* _Given instruction_
Filter the entries and keep only the lines where the string "Potensi" appears.

==========

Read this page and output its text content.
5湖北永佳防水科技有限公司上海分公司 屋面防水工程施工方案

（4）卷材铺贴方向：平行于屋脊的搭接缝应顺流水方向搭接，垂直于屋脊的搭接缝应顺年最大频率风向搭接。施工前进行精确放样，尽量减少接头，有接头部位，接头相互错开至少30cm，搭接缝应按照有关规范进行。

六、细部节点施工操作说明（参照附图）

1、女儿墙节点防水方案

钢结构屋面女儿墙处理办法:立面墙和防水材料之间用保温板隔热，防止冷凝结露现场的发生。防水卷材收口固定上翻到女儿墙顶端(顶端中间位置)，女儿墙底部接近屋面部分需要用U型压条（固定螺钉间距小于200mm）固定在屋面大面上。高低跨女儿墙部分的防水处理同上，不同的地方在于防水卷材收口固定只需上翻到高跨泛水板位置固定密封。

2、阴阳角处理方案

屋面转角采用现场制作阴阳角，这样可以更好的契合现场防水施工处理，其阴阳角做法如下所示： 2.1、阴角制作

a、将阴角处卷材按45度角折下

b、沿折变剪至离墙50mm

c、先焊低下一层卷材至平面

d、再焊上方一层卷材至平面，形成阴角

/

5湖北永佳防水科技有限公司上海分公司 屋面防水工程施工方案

==========

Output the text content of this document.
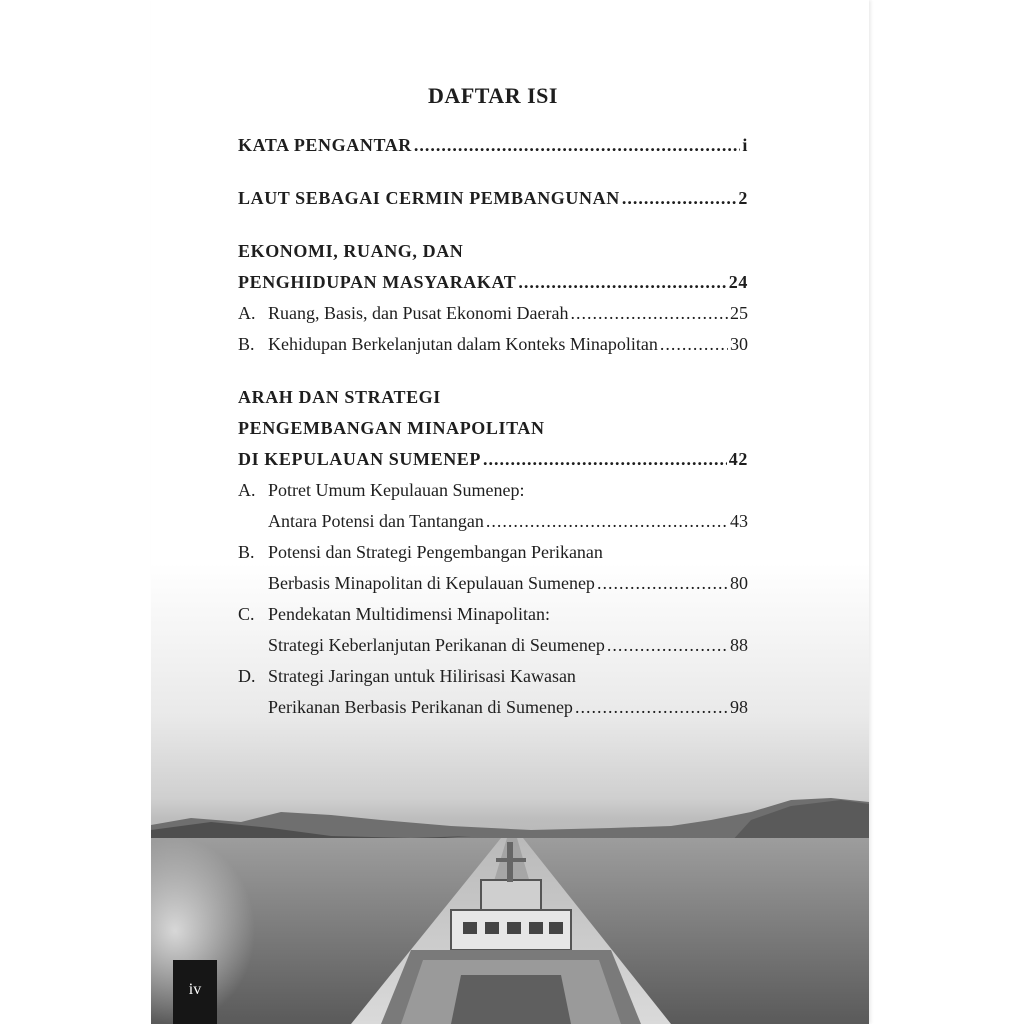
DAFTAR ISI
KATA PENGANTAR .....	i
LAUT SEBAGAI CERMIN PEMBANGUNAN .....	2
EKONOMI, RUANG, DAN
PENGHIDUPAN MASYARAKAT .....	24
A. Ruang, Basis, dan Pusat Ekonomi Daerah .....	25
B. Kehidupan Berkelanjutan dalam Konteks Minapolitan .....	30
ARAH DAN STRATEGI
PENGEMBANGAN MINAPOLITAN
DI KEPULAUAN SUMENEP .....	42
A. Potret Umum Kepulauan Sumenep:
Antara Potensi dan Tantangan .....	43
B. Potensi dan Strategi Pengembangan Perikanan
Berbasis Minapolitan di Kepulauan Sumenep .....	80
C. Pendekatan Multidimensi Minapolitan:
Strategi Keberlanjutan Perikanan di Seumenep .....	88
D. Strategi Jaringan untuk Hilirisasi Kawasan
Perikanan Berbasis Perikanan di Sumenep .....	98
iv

==========

* _Solution to the problem_
Antara Potensi dan Tantangan .....	43
B. Potensi dan Strategi Pengembangan Perikanan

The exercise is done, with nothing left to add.